WHAT THE TASK ASKS >> Beneath this task is a listing; retype all of it exactly.
════════════════
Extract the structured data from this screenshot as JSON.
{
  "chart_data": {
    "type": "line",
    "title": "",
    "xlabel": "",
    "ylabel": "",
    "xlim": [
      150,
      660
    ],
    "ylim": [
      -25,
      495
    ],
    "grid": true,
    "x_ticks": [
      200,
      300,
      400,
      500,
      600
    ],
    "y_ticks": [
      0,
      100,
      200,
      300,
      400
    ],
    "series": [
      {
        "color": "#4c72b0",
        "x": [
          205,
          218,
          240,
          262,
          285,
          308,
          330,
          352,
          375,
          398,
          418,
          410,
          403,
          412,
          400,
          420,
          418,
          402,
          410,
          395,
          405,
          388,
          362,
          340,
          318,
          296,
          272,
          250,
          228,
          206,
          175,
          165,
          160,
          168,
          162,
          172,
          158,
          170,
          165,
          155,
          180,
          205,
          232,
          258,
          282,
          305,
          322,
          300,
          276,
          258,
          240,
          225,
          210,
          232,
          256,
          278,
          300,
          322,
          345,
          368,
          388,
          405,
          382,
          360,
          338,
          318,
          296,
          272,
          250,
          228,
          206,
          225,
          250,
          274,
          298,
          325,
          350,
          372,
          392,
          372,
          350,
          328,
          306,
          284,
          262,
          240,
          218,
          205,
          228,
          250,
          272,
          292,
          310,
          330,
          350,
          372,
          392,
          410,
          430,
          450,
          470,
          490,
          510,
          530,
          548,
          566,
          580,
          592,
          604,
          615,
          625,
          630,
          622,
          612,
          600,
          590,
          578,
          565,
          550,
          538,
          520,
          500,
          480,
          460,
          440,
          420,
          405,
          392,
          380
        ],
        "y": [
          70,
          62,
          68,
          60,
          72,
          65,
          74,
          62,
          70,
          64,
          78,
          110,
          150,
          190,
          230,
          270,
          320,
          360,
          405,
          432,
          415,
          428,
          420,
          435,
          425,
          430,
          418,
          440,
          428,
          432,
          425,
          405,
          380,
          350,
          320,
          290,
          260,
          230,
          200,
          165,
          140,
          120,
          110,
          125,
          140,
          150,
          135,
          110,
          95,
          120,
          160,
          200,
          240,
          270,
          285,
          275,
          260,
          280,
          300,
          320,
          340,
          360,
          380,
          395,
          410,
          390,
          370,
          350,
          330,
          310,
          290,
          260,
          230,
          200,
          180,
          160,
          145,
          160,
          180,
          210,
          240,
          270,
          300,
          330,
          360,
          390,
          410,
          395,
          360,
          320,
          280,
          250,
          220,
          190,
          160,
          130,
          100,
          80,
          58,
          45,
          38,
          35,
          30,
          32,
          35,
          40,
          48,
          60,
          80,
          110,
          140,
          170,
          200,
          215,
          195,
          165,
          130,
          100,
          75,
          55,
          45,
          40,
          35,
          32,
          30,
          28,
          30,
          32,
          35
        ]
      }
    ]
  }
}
════════════════
PROBLEM SOLUTION >>
Extract the structured data from this screenshot as JSON.
{
  "chart_data": {
    "type": "line",
    "title": "",
    "xlabel": "",
    "ylabel": "",
    "xlim": [
      150,
      660
    ],
    "ylim": [
      -25,
      495
    ],
    "grid": true,
    "x_ticks": [
      200,
      300,
      400,
      500,
      600
    ],
    "y_ticks": [
      0,
      100,
      200,
      300,
      400
    ],
    "series": [
      {
        "color": "#4c72b0",
        "x": [
          205,
          218,
          240,
          262,
          285,
          308,
          330,
          352,
          375,
          398,
          418,
          410,
          403,
          412,
          400,
          420,
          418,
          402,
          410,
          395,
          405,
          388,
          362,
          340,
          318,
          296,
          272,
          250,
          228,
          206,
          175,
          165,
          160,
          168,
          162,
          172,
          158,
          170,
          165,
          155,
          180,
          205,
          232,
          258,
          282,
          305,
          322,
          300,
          276,
          258,
          240,
          225,
          210,
          232,
          256,
          278,
          300,
          322,
          345,
          368,
          388,
          405,
          382,
          360,
          338,
          318,
          296,
          272,
          250,
          228,
          206,
          225,
          250,
          274,
          298,
          325,
          350,
          372,
          392,
          372,
          350,
          328,
          306,
          284,
          262,
          240,
          218,
          205,
          228,
          250,
          272,
          292,
          310,
          330,
          350,
          372,
          392,
          410,
          430,
          450,
          470,
          490,
          510,
          530,
          548,
          566,
          580,
          592,
          604,
          615,
          625,
          630,
          622,
          612,
          600,
          590,
          578,
          565,
          550,
          538,
          520,
          500,
          480,
          460,
          440,
          420,
          405,
          392,
          380
        ],
        "y": [
          70,
          62,
          68,
          60,
          72,
          65,
          74,
          62,
          70,
          64,
          78,
          110,
          150,
          190,
          230,
          270,
          320,
          360,
          405,
          432,
          415,
          428,
          420,
          435,
          425,
          430,
          418,
          440,
          428,
          432,
          425,
          405,
          380,
          350,
          320,
          290,
          260,
          230,
          200,
          165,
          140,
          120,
          110,
          125,
          140,
          150,
          135,
          110,
          95,
          120,
          160,
          200,
          240,
          270,
          285,
          275,
          260,
          280,
          300,
          320,
          340,
          360,
          380,
          395,
          410,
          390,
          370,
          350,
          330,
          310,
          290,
          260,
          230,
          200,
          180,
          160,
          145,
          160,
          180,
          210,
          240,
          270,
          300,
          330,
          360,
          390,
          410,
          395,
          360,
          320,
          280,
          250,
          220,
          190,
          160,
          130,
          100,
          80,
          58,
          45,
          38,
          35,
          30,
          32,
          35,
          40,
          48,
          60,
          80,
          110,
          140,
          170,
          200,
          215,
          195,
          165,
          130,
          100,
          75,
          55,
          45,
          40,
          35,
          32,
          30,
          28,
          30,
          32,
          35
        ]
      }
    ]
  }
}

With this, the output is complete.